• GIVEN TEXT
**********

Scientists Made a Video Game That Boosts Short-Term Memory
in Older Adults
What if, as well as providing a fun way to enjoy our leisure time, video games
could provide real benefits to our cognitive powers? That's the promise of a
new musical rhythm game that can not only teach drumming but also
improve short-term memory. In a study of the game's effects, 47 adults aged
between 60 and 79 years were split into two groups: one playing the musical
rhythm game (called Rhythmicity) and one playing
a normal word search
game, for 20 minutes a day, 5 days a week for 8 weeks.
The difference between the two groups was clear: as players progressed in
Rhythmicity, the ways it targeted visual perception and selective attention
had a knock-on effect on short-term memory,
as tested through a face
recognition exercise.
"As hypothesized, only the rhythm training group exhibited improved short-
term memory on a face recognition task,
thereby providing important
evidence that musical rhythm training can benefit performance on a non-
musical task," write the researchers in their published paper.
Rhythmicity was developed with drummer Mickey Hart, once of the Grateful
Dead, and used visual clues to train participants to play a rhythm on a tablet.
The tempo, complexity, and precision required were all tweaked as players
progressed. Part of what makes the game special is that it can adapt itself to
the person playing it, changing the difficulty
level to push the player to
improve without making it so hard that it's going to spoil the gaming
experience.
The post-training analysis was done via electroencephalography (EEG)
during a recognition task involving unknown faces.
Rhythmicity players
were better at identifying faces after the eight-week course,
and the EEG
readings showed increased activity in the superior parietal lobule
–
the brain
region linked to sight reading music and short-term visual memory.
"That memory improved at all was amazing," says neuroscientist Theodore
Zanto from the University of California, San Francisco (UCSF). "There is a
very strong memory training component to this, and it generalized to other
forms of memory." The researchers behind the study have been busy in this
field since 2013 when they developed a game called NeuroRacer
–
a game
that's been shown able to significantly improve diminished mental faculties
and improve sustained attention and working memory in older adults after
just four weeks.
That was followed by a game called Body-Brain Trainer, which a recent study
has found is able to improve blood pressure, balance, and attention in elderly
people. In that case, heart rate data was constantly
being fed back to the
software so the game could adapt to participants' fitness levels.
Another game, the virtual reality Labyrinth which engages users in spacial
wayfinding, has demonstrated that it can improve long-term memory in
older adults after four weeks of training. A decline in cognitive control often
comes with getting older, but these games are evidence that there are ways
to maintain our mental sharpness.
"These games all have the same underlying
adaptive algorithms and
approach, but they are using very, very different types of activity. And in all
of them we show that you can improve cognitive abilities in this population,"
says neuroscientist Adam Gazzaley from UCSF.

**********

• PROVIDED DATA
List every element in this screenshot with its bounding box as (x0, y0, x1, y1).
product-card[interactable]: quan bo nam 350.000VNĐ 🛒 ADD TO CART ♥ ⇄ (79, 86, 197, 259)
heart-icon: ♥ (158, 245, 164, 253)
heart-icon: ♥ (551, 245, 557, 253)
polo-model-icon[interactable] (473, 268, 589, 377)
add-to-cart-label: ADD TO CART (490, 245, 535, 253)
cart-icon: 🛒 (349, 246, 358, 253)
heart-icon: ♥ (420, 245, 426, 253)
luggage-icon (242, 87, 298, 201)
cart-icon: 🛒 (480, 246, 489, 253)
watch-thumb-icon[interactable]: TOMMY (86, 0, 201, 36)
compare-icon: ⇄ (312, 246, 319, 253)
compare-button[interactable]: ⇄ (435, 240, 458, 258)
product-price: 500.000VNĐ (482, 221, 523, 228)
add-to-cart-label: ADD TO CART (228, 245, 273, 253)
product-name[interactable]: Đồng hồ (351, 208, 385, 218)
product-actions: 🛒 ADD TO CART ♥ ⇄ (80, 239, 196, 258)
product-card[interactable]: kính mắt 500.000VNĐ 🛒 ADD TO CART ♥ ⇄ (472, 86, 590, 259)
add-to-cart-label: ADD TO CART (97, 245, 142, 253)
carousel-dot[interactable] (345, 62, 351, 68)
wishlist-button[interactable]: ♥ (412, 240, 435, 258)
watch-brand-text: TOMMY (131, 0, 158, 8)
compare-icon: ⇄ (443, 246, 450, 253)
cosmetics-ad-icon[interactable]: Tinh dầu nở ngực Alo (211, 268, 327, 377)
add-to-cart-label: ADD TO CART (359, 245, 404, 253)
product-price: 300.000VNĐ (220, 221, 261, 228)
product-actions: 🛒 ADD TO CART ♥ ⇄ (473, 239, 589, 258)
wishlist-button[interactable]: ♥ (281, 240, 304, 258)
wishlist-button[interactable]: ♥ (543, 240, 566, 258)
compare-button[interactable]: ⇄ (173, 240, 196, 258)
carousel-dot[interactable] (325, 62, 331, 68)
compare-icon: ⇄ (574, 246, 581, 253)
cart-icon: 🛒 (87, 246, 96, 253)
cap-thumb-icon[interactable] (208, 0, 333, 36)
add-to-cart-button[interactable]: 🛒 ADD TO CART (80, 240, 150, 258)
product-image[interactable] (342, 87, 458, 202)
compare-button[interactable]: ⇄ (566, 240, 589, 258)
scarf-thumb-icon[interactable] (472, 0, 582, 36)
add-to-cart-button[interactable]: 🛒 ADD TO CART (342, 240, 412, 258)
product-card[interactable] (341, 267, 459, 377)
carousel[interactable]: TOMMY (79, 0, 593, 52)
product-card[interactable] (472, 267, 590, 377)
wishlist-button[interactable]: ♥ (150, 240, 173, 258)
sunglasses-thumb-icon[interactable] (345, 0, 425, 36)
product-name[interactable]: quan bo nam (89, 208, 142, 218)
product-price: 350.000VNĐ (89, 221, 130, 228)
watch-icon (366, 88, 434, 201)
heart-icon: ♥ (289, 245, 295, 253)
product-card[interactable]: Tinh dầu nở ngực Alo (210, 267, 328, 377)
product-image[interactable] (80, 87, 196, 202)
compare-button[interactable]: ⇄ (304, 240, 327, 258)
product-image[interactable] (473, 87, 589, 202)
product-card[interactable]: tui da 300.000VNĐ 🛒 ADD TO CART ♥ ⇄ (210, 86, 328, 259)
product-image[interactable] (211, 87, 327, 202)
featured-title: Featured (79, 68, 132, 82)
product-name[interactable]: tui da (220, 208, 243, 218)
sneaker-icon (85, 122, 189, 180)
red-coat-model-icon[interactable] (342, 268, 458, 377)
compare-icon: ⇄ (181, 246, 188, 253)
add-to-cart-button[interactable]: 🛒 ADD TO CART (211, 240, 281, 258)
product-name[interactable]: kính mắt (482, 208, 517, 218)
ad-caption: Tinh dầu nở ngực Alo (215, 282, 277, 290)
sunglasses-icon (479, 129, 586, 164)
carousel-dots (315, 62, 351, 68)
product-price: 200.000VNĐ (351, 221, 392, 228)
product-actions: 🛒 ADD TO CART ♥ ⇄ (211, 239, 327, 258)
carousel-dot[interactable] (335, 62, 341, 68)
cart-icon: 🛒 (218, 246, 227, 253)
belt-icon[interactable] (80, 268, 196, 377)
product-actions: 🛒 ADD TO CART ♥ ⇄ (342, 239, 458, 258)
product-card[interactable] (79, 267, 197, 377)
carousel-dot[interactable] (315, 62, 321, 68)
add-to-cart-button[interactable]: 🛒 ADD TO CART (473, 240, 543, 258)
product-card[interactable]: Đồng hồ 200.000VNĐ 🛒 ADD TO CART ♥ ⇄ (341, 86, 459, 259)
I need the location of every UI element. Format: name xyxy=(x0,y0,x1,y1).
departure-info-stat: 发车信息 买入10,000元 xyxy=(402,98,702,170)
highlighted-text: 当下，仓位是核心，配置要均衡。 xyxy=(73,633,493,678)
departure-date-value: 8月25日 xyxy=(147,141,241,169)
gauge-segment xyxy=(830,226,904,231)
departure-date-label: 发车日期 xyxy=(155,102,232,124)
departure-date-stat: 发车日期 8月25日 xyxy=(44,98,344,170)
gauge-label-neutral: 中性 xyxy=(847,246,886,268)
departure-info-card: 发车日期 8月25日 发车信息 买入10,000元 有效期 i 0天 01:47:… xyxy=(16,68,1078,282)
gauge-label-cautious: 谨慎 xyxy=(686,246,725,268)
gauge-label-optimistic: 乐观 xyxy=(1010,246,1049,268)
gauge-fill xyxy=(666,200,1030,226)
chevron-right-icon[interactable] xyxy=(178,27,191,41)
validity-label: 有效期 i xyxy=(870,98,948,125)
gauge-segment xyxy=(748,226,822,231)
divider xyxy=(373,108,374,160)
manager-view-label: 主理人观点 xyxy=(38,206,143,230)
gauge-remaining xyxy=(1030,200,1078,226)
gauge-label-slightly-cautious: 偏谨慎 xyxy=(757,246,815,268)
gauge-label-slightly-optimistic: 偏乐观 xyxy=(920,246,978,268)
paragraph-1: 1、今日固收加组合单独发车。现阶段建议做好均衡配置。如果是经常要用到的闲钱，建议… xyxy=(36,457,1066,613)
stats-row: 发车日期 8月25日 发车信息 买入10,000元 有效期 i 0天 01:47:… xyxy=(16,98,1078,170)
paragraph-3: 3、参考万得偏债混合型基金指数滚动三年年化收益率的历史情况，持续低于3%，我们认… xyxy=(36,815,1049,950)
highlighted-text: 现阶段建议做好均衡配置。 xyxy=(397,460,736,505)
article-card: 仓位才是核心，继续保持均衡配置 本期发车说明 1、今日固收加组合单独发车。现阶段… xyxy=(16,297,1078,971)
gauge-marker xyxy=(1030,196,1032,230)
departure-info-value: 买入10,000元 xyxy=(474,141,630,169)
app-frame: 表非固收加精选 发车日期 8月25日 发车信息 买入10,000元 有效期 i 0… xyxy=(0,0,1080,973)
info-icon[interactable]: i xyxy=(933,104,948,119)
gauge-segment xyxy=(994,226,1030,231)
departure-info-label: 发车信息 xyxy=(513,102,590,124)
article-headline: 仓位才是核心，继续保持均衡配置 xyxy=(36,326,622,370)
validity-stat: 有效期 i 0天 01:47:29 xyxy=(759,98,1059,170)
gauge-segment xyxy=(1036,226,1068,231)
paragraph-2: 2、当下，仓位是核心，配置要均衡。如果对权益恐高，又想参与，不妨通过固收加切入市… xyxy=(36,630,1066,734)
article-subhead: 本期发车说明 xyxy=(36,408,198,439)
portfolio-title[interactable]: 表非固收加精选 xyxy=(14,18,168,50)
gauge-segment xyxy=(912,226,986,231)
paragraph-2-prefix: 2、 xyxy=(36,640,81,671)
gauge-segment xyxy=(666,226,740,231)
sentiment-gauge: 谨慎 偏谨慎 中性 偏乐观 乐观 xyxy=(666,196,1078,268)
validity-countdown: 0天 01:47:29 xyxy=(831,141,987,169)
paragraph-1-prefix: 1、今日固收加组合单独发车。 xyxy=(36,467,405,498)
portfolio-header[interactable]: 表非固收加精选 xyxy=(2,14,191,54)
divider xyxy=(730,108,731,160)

**********

• ASSIGNMENT A
From the article about the rhythm game, write out the passage from "Rhythmicity was developed" to "on a tablet.".
• ASSIGNMENT B
Answer these questions from the article about the rhythm game:
(i) How many adults took part in the study of the game's effects?
(ii) Which drummer helped develop Rhythmicity?
(iii) In what year did the researchers develop NeuroRacer?

• FINAL ANSWER A
Rhythmicity was developed with drummer Mickey Hart, once of the Grateful
Dead, and used visual clues to train participants to play a rhythm on a tablet.

• FINAL ANSWER B
(i) 47
(ii) Mickey Hart
(iii) 2013